What number of lines contain the word "Zamawiającego"? Reply with the number and nothing else.

Saved entries:
######
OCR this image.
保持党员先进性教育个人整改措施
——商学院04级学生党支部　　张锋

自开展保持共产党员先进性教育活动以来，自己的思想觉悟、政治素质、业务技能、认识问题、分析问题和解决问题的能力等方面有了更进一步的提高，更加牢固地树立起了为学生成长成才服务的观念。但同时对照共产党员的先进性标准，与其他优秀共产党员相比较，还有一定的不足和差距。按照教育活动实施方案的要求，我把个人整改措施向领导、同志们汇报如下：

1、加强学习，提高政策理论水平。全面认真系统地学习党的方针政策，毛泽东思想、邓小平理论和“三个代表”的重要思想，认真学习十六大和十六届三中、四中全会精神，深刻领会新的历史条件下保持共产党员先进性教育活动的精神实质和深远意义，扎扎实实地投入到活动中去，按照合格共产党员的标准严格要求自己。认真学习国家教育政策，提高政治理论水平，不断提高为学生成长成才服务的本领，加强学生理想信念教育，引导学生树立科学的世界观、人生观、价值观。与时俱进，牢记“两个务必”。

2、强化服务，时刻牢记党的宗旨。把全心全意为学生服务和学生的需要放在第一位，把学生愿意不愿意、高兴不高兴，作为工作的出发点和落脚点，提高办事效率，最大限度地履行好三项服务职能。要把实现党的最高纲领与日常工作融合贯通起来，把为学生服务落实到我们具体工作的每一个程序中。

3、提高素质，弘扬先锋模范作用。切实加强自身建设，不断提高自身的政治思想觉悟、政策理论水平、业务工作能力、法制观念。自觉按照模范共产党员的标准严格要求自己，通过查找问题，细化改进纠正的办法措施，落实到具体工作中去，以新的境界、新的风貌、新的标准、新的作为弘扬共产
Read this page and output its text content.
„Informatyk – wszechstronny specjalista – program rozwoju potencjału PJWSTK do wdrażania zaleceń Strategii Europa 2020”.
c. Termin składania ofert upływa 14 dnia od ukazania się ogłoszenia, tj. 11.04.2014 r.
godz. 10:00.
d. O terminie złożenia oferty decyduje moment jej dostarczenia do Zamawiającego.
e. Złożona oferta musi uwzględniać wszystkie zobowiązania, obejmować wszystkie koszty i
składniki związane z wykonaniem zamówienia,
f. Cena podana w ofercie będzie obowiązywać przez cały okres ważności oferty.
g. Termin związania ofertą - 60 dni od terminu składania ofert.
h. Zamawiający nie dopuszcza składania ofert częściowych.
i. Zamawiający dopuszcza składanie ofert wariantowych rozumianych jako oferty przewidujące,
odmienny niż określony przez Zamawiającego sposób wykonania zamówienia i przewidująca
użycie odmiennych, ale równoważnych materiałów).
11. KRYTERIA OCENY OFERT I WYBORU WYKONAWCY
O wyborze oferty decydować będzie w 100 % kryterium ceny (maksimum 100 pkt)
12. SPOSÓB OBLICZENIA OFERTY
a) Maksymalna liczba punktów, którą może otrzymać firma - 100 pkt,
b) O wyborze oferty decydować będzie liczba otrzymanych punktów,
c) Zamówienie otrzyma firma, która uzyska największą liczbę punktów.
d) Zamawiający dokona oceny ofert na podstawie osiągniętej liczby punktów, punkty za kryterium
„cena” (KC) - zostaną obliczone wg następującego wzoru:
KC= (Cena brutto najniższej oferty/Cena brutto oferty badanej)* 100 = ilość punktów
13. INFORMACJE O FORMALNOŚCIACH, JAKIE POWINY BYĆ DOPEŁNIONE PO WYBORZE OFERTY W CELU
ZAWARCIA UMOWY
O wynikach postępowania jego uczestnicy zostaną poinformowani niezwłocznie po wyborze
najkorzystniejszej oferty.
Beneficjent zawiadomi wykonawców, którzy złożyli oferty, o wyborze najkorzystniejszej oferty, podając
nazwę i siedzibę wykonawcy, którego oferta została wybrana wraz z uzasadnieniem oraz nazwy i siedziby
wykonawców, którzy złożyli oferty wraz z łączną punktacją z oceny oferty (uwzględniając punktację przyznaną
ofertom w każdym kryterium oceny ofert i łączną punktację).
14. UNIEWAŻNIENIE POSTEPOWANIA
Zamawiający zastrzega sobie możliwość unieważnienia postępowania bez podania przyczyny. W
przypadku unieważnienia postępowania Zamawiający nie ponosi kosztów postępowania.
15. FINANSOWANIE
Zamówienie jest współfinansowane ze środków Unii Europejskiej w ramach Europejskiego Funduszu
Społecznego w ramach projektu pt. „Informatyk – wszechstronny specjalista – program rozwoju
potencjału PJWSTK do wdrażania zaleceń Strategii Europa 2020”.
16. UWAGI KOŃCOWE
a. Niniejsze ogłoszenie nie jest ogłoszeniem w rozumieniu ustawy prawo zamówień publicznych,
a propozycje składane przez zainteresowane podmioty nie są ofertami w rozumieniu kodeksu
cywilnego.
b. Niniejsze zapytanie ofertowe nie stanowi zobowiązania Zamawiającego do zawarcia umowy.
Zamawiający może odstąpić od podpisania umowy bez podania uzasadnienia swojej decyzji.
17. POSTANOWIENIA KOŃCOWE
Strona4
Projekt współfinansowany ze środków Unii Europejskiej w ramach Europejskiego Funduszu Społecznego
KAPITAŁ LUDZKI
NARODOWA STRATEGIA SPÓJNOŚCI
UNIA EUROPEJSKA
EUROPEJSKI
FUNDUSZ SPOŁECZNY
######
Written response: 3